- _Set problem_
Copy every line of the data that includes the string "travail".
* * * *
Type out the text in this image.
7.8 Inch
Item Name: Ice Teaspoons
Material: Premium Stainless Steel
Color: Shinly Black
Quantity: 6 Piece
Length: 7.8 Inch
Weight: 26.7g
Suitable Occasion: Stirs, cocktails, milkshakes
* * * *
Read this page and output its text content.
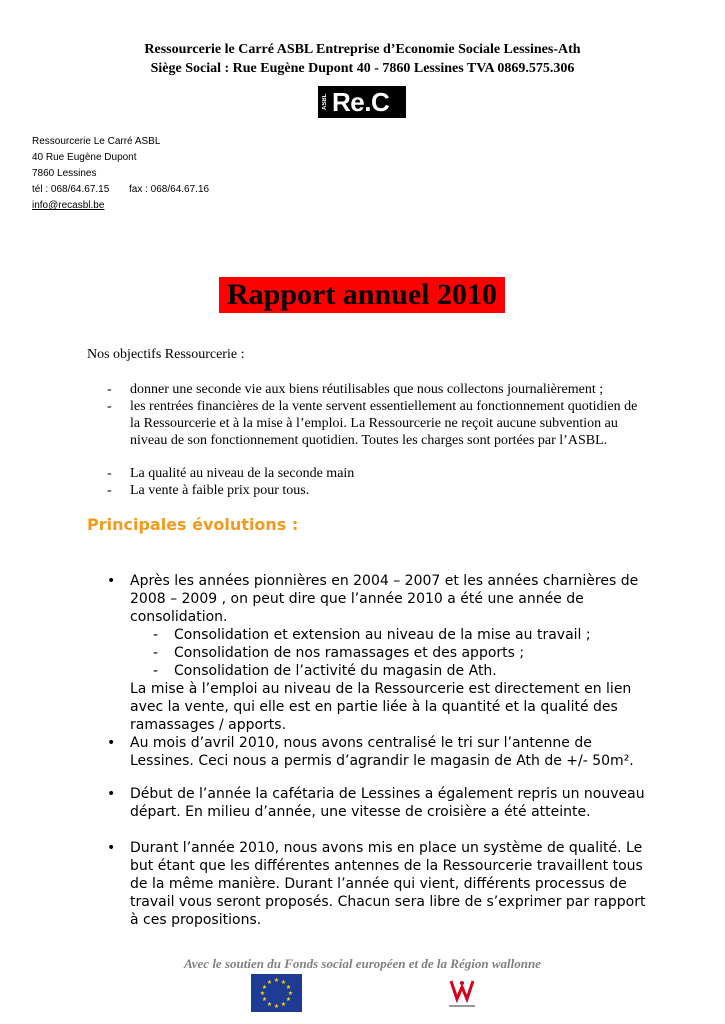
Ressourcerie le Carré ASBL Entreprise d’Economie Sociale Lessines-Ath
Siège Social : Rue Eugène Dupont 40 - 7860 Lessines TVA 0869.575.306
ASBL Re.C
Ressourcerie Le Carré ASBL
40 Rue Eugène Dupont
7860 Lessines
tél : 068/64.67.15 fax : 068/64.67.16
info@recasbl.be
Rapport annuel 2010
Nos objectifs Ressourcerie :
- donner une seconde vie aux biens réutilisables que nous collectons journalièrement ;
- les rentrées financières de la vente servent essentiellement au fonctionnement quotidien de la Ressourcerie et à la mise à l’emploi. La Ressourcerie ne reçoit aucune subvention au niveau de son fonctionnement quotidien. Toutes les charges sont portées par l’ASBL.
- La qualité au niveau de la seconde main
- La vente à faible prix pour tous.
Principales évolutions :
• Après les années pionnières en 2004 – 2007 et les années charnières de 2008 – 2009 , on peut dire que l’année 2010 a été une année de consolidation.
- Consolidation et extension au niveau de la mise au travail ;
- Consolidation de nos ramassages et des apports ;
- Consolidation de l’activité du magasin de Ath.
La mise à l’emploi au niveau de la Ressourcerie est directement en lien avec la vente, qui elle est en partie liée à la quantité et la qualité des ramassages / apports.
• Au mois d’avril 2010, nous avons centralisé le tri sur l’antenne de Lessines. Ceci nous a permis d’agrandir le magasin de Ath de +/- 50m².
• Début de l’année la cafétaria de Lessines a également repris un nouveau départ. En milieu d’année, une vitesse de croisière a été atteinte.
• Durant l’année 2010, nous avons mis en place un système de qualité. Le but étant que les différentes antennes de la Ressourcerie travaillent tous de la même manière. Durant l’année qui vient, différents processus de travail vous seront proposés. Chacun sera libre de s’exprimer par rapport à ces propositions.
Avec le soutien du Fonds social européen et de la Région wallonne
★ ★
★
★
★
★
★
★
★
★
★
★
* * * *
- _Expected output_
- Consolidation et extension au niveau de la mise au travail ;
• Durant l’année 2010, nous avons mis en place un système de qualité. Le but étant que les différentes antennes de la Ressourcerie travaillent tous de la même manière. Durant l’année qui vient, différents processus de travail vous seront proposés. Chacun sera libre de s’exprimer par rapport à ces propositions.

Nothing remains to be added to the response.